Directive:
Take all the material and copy it exactly.

Lines of data:
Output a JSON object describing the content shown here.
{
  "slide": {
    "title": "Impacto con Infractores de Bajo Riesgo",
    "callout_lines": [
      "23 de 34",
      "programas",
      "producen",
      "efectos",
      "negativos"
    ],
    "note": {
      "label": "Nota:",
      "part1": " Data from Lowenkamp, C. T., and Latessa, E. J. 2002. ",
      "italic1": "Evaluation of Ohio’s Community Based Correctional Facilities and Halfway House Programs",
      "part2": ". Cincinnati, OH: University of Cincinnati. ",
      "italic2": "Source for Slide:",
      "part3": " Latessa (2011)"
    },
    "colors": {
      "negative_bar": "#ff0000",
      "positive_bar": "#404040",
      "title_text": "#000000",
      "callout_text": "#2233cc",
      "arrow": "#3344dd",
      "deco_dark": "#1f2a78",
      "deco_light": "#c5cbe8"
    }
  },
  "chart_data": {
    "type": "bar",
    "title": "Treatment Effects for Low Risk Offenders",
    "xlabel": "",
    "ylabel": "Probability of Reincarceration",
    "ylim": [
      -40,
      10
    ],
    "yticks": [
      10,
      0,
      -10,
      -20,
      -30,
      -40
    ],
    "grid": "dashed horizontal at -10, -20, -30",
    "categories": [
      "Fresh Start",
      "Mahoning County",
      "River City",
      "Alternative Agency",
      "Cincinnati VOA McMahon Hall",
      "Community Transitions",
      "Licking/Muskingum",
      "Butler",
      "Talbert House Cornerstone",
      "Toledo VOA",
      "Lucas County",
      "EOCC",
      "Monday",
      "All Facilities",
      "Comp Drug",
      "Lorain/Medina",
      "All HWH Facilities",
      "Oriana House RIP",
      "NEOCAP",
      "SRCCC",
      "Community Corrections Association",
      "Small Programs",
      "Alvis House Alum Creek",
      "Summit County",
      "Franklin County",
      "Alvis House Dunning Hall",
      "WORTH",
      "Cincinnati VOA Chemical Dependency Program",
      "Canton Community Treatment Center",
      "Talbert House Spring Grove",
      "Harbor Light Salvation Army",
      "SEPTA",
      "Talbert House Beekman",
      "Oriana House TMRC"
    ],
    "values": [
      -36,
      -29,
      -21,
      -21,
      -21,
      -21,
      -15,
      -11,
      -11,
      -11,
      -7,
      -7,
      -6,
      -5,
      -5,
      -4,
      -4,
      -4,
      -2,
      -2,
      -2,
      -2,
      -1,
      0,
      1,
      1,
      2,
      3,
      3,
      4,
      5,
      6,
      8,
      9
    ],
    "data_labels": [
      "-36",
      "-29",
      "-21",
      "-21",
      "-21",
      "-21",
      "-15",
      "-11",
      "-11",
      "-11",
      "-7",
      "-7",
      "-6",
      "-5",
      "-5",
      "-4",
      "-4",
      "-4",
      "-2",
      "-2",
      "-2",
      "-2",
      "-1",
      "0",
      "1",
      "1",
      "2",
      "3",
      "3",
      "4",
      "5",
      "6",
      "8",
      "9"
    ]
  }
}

Written solution:
Output a JSON object describing the content shown here.
{
  "slide": {
    "title": "Impacto con Infractores de Bajo Riesgo",
    "callout_lines": [
      "23 de 34",
      "programas",
      "producen",
      "efectos",
      "negativos"
    ],
    "note": {
      "label": "Nota:",
      "part1": " Data from Lowenkamp, C. T., and Latessa, E. J. 2002. ",
      "italic1": "Evaluation of Ohio’s Community Based Correctional Facilities and Halfway House Programs",
      "part2": ". Cincinnati, OH: University of Cincinnati. ",
      "italic2": "Source for Slide:",
      "part3": " Latessa (2011)"
    },
    "colors": {
      "negative_bar": "#ff0000",
      "positive_bar": "#404040",
      "title_text": "#000000",
      "callout_text": "#2233cc",
      "arrow": "#3344dd",
      "deco_dark": "#1f2a78",
      "deco_light": "#c5cbe8"
    }
  },
  "chart_data": {
    "type": "bar",
    "title": "Treatment Effects for Low Risk Offenders",
    "xlabel": "",
    "ylabel": "Probability of Reincarceration",
    "ylim": [
      -40,
      10
    ],
    "yticks": [
      10,
      0,
      -10,
      -20,
      -30,
      -40
    ],
    "grid": "dashed horizontal at -10, -20, -30",
    "categories": [
      "Fresh Start",
      "Mahoning County",
      "River City",
      "Alternative Agency",
      "Cincinnati VOA McMahon Hall",
      "Community Transitions",
      "Licking/Muskingum",
      "Butler",
      "Talbert House Cornerstone",
      "Toledo VOA",
      "Lucas County",
      "EOCC",
      "Monday",
      "All Facilities",
      "Comp Drug",
      "Lorain/Medina",
      "All HWH Facilities",
      "Oriana House RIP",
      "NEOCAP",
      "SRCCC",
      "Community Corrections Association",
      "Small Programs",
      "Alvis House Alum Creek",
      "Summit County",
      "Franklin County",
      "Alvis House Dunning Hall",
      "WORTH",
      "Cincinnati VOA Chemical Dependency Program",
      "Canton Community Treatment Center",
      "Talbert House Spring Grove",
      "Harbor Light Salvation Army",
      "SEPTA",
      "Talbert House Beekman",
      "Oriana House TMRC"
    ],
    "values": [
      -36,
      -29,
      -21,
      -21,
      -21,
      -21,
      -15,
      -11,
      -11,
      -11,
      -7,
      -7,
      -6,
      -5,
      -5,
      -4,
      -4,
      -4,
      -2,
      -2,
      -2,
      -2,
      -1,
      0,
      1,
      1,
      2,
      3,
      3,
      4,
      5,
      6,
      8,
      9
    ],
    "data_labels": [
      "-36",
      "-29",
      "-21",
      "-21",
      "-21",
      "-21",
      "-15",
      "-11",
      "-11",
      "-11",
      "-7",
      "-7",
      "-6",
      "-5",
      "-5",
      "-4",
      "-4",
      "-4",
      "-2",
      "-2",
      "-2",
      "-2",
      "-1",
      "0",
      "1",
      "1",
      "2",
      "3",
      "3",
      "4",
      "5",
      "6",
      "8",
      "9"
    ]
  }
}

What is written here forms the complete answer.